Introduction
Colorectal cancer is third most common malignancy and second cancer-related mortality [
1]. For metastasis of rectal cancer, lung is the most common,followed by lung, and peritoneum [
2]. As times goes, the survival was improved attributed to target therapy and chemotherapy. Therefore, less possibility of metastasis increased included brain, duodenum, bone, and nervous system. Metastasis to skeletal muscle tissue is rare. Herein, we reported a case presenting with deep venous thrombosis but skeletal muscle metastasis to quardriceps medialis and adductor magnus as manifestation of adenocarcinoma of rectum.
Case Report
An 66-year-old female has a no medical history. She was presented with diarrhea, change in defecation habit and tenesmus and visited to outpatient department. On rectal examination, a annular mass was palpable at 5 cm from the anal verge. Biopsy from the mass showed adenocarcinoma. Pelvic magnetic resonance imaging and positron emission tomography were ordered and revealed rectal cancer, cT3N2M0. She was received neoadjuvant concurrent radiotherapy and chemotherapy followed by transanal total mesorectal excision with ileostomy. Pathology revealed pT3N2M0, stage III. She regularly visited outpatient department and ileostomy closure was applied after three months later. However, anal pain was complained. Anal nodule was found and biopsy revealed adenocarcinoma. Local recurrence was impressed and laparoscopic abdominoperineal resection was performed. We suggested infusion chemotherapy but she refused. Therefore, she was started on tablet capecitabine. After five months of operation, she complained left leg swelling. Abdominal computed tomography was ordered and it revealed May-Thurner syndrome with left side deep vein thrombosis. (Figure 1) Enoxaparin was prescribed first and rivaroxaban substituted it. Besides, stent was inserted. However, swelling persisted and lower limb computed tomography was ordered again 3 months later. It revealed May-Thurner syndrome post stenting, collapsed left proximal superficial femoral vein related to external compression, and diffuse calcification and area of low density in the left thigh muscle.(Figure 2,3) Computed tomography biopsy was applied and pathology revealed adenocarcinoma. On the other side, she had peritoneal carcinomatosis and intestinal obstruction and ileocecal bypass was performed. Target therapy with chemotherapy was given and she passed away one year later.
Discussion
Approximately 80% of recurrences manifest with the initial 3 years after surgery and 95% occurring within 5 years. Primary tumor of skeletal muscle metastasis is most common in gastrointestinal, followed by lung and malignant melanoma. Different tumor tends to certain muscles frequently. For skeletal muscle metastasis, trunk is most common,followed by iliopsoas and gluteal muscle [
3].
The presentation of computed tomography has five type. Muscle metastasis type 1 and 2 were most common. Type IV was rare and present with calcification of myositis ossificans, calcific tendinitis, and calcific myonecrosis as our case [
3].
The etiology of metastasis included hematogeneous, lymphatic, peritoneal spread or direct extension of the tumor. For muscle, muscle sarcolemma is a physical barrier like blood brain barrier to protect from invasion [
4]. It can’t be metastasized easily without direction invasion. In this case, we suspected it was related to deep venous thrombosis causing blood stasis. The concept was explained by the seed and soil theory [
5].
Patients with metastasis to liver or lung have a better prognosis than those with metastasis to brain, bone, and skeletal muscle. The prognosis of metastasis to skeletal muscle is poor with expected survival ranging from 5 to 12 months [
6].
Conclusion
Metastasis to skeletal muscle is rare and deep vein thrombosis may be one of risk factors. When the symptoms persist, keep metastasis in mind.
Ethics approval
No ethical approval is required according to institutional policies.
Consent to participate
All patient-related info was de-identified so patient consent was waived.
Consent for publication
All patient-related info was de-identified so patient consent was waived.
Data availability Statement
Data sharing is not applicable to this article as no datasets were generated or analyzed during the current study.
Conflicts of interest
The authors declare that they have no conflict of interest.

> **ENTRIES PROVIDED**:
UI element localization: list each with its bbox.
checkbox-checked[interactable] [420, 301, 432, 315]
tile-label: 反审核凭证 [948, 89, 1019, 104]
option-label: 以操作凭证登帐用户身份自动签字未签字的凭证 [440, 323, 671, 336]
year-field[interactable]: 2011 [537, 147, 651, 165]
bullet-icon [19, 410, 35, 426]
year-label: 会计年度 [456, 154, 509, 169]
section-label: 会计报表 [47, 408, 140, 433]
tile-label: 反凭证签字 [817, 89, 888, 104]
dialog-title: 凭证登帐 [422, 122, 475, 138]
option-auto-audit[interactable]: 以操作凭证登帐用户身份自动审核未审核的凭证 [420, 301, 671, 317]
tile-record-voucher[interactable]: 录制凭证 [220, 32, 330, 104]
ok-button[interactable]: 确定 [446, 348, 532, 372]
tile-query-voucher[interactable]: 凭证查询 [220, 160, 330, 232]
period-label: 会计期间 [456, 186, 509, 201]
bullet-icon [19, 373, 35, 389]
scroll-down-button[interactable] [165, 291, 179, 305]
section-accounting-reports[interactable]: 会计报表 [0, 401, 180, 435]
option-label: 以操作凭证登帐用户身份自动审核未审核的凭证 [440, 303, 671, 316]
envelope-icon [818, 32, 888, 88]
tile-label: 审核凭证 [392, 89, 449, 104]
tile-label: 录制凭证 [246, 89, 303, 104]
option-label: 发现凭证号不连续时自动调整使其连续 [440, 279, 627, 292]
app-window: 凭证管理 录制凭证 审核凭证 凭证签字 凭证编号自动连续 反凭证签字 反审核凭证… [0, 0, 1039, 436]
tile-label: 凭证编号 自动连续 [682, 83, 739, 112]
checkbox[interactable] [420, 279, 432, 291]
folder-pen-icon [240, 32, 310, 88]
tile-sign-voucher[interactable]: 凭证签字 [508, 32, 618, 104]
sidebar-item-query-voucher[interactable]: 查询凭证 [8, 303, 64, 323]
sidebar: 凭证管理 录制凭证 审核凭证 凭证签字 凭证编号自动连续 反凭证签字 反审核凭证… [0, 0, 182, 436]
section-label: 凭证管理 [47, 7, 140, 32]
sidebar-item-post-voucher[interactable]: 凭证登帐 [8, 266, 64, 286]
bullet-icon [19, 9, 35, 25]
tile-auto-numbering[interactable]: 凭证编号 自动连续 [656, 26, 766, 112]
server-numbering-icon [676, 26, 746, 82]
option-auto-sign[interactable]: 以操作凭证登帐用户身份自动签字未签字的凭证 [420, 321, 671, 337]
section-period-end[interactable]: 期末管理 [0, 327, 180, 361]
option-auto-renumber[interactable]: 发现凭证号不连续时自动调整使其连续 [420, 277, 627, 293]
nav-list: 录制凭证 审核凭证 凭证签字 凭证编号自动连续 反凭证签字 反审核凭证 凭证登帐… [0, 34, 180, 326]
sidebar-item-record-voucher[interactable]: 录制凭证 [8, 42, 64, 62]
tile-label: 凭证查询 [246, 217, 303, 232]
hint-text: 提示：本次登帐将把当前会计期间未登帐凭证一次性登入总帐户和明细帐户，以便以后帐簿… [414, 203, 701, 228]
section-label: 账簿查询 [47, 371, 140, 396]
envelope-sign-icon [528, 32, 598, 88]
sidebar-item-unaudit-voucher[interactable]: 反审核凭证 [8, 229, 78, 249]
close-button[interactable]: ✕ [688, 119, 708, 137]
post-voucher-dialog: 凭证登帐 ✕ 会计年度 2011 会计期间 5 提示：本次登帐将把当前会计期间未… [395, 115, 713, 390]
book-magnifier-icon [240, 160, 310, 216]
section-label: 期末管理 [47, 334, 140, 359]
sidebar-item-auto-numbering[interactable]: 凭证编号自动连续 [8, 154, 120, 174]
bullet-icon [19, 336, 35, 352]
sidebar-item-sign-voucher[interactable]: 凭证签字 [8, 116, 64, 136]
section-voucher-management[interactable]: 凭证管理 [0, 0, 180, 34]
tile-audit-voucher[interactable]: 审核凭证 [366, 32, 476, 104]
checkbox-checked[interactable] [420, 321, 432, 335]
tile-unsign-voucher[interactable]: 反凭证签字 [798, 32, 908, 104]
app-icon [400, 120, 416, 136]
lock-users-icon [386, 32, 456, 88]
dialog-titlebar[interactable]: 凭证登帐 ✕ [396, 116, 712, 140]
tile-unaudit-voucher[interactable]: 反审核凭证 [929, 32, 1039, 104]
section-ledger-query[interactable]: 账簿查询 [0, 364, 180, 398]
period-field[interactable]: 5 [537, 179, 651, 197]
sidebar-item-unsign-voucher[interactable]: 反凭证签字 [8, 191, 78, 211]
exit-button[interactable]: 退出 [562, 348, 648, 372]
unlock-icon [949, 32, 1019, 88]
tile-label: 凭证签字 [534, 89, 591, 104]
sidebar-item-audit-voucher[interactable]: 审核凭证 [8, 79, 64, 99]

> **CHECK YOUR UNDERSTANDING**:
A: Do the following statements agree with the rectal cancer case report? Answer yes or no for each, quoting the deciding words of the case report. (i) The patient was 66 years old. (ii) The patient accepted the suggested infusion chemotherapy. (iii) The ileostomy was closed three months later.
B: Answer these questions from the rectal cancer case report, one line each:
(i) How far from the anal verge was the mass palpable?
(ii) Which drug was substituted for enoxaparin?
(iii) What range of expected survival does the case report give for metastasis to skeletal muscle?
C: Please quote everything in the rectal cancer case report from "Patients with metastasis" down to "the current study.".

> **ANSWERS BY ITEM NUMBER**:
A:
(i) Yes: "An 66-year-old female has a no medical history."
(ii) No: "We suggested infusion chemotherapy but she refused."
(iii) Yes: "ileostomy closure was applied after three months later"

B:
(i) 5 cm
(ii) Rivaroxaban
(iii) 5 to 12 months

C:
Patients with metastasis to liver or lung have a better prognosis than those with metastasis to brain, bone, and skeletal muscle. The prognosis of metastasis to skeletal muscle is poor with expected survival ranging from 5 to 12 months [
6].
Conclusion
Metastasis to skeletal muscle is rare and deep vein thrombosis may be one of risk factors. When the symptoms persist, keep metastasis in mind.
Ethics approval
No ethical approval is required according to institutional policies.
Consent to participate
All patient-related info was de-identified so patient consent was waived.
Consent for publication
All patient-related info was de-identified so patient consent was waived.
Data availability Statement
Data sharing is not applicable to this article as no datasets were generated or analyzed during the current study.